Dataset excerpt
** BEGIN **

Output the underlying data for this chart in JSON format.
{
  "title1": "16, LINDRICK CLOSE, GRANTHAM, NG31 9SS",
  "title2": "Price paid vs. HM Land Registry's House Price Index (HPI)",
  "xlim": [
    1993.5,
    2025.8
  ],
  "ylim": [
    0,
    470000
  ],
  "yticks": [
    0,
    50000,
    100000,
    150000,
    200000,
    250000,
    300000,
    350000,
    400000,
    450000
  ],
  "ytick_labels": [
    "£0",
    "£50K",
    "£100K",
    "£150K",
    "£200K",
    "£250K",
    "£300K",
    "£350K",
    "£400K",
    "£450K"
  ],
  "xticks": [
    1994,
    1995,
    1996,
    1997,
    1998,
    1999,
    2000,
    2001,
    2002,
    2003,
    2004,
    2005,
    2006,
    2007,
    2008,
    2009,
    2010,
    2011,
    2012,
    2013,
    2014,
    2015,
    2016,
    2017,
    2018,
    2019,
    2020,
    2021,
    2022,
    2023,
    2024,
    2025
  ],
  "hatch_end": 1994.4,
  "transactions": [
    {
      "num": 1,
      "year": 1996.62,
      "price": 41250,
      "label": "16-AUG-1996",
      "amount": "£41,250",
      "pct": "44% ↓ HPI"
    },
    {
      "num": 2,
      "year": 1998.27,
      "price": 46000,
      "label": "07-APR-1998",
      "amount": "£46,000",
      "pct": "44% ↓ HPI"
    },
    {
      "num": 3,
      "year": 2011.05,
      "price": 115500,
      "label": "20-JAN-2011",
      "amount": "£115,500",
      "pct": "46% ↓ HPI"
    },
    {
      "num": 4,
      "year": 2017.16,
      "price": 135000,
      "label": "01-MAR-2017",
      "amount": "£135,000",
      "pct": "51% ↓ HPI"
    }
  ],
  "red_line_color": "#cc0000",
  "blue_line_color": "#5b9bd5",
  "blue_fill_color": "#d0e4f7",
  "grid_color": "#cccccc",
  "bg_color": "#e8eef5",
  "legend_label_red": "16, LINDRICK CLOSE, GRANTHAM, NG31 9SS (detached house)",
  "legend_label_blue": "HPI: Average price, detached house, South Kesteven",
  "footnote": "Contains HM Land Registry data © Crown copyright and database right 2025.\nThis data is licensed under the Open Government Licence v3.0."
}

** END **

__Prompt__: Give an exact repetition of all the material.

__The completed task__:
Output the underlying data for this chart in JSON format.
{
  "title1": "16, LINDRICK CLOSE, GRANTHAM, NG31 9SS",
  "title2": "Price paid vs. HM Land Registry's House Price Index (HPI)",
  "xlim": [
    1993.5,
    2025.8
  ],
  "ylim": [
    0,
    470000
  ],
  "yticks": [
    0,
    50000,
    100000,
    150000,
    200000,
    250000,
    300000,
    350000,
    400000,
    450000
  ],
  "ytick_labels": [
    "£0",
    "£50K",
    "£100K",
    "£150K",
    "£200K",
    "£250K",
    "£300K",
    "£350K",
    "£400K",
    "£450K"
  ],
  "xticks": [
    1994,
    1995,
    1996,
    1997,
    1998,
    1999,
    2000,
    2001,
    2002,
    2003,
    2004,
    2005,
    2006,
    2007,
    2008,
    2009,
    2010,
    2011,
    2012,
    2013,
    2014,
    2015,
    2016,
    2017,
    2018,
    2019,
    2020,
    2021,
    2022,
    2023,
    2024,
    2025
  ],
  "hatch_end": 1994.4,
  "transactions": [
    {
      "num": 1,
      "year": 1996.62,
      "price": 41250,
      "label": "16-AUG-1996",
      "amount": "£41,250",
      "pct": "44% ↓ HPI"
    },
    {
      "num": 2,
      "year": 1998.27,
      "price": 46000,
      "label": "07-APR-1998",
      "amount": "£46,000",
      "pct": "44% ↓ HPI"
    },
    {
      "num": 3,
      "year": 2011.05,
      "price": 115500,
      "label": "20-JAN-2011",
      "amount": "£115,500",
      "pct": "46% ↓ HPI"
    },
    {
      "num": 4,
      "year": 2017.16,
      "price": 135000,
      "label": "01-MAR-2017",
      "amount": "£135,000",
      "pct": "51% ↓ HPI"
    }
  ],
  "red_line_color": "#cc0000",
  "blue_line_color": "#5b9bd5",
  "blue_fill_color": "#d0e4f7",
  "grid_color": "#cccccc",
  "bg_color": "#e8eef5",
  "legend_label_red": "16, LINDRICK CLOSE, GRANTHAM, NG31 9SS (detached house)",
  "legend_label_blue": "HPI: Average price, detached house, South Kesteven",
  "footnote": "Contains HM Land Registry data © Crown copyright and database right 2025.\nThis data is licensed under the Open Government Licence v3.0."
}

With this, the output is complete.